— GOAL —
Among the entries, which lines carry the string "immer"? Copy each of them.

— RECORDS SHOWN —
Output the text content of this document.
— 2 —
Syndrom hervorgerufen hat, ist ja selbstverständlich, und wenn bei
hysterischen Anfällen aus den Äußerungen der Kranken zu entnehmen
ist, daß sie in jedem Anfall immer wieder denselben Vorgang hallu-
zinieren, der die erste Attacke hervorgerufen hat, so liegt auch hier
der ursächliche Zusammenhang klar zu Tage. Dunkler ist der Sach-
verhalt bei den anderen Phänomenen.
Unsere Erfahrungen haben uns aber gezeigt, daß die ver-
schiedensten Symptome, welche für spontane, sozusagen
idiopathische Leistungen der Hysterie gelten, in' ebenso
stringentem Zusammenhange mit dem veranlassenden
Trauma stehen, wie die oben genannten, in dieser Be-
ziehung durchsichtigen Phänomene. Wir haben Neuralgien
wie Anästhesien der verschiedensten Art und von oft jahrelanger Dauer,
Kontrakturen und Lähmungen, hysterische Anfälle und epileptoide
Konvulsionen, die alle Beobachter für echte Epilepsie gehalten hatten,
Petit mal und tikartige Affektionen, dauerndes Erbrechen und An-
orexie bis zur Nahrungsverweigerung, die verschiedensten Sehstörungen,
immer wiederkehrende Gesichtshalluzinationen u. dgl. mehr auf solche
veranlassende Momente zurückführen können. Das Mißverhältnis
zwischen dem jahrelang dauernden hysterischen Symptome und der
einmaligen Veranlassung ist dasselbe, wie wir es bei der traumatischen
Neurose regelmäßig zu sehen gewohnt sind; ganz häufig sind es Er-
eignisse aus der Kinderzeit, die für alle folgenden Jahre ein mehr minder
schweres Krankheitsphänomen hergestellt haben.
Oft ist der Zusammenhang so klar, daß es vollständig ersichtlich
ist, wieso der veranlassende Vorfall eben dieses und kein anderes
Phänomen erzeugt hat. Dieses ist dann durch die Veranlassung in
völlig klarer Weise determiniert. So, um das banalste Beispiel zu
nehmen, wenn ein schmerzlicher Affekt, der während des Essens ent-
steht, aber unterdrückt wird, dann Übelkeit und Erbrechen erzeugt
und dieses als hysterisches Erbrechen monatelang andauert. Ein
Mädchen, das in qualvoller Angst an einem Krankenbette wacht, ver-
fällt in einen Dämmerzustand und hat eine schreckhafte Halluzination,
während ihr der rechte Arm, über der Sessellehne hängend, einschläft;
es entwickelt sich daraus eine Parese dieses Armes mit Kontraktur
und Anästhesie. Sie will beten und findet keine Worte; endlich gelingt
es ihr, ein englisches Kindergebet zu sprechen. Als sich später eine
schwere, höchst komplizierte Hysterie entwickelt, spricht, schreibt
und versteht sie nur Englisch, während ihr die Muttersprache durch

— TASK RESULT —
ist, daß sie in jedem Anfall immer wieder denselben Vorgang hallu-
immer wiederkehrende Gesichtshalluzinationen u. dgl. mehr auf solche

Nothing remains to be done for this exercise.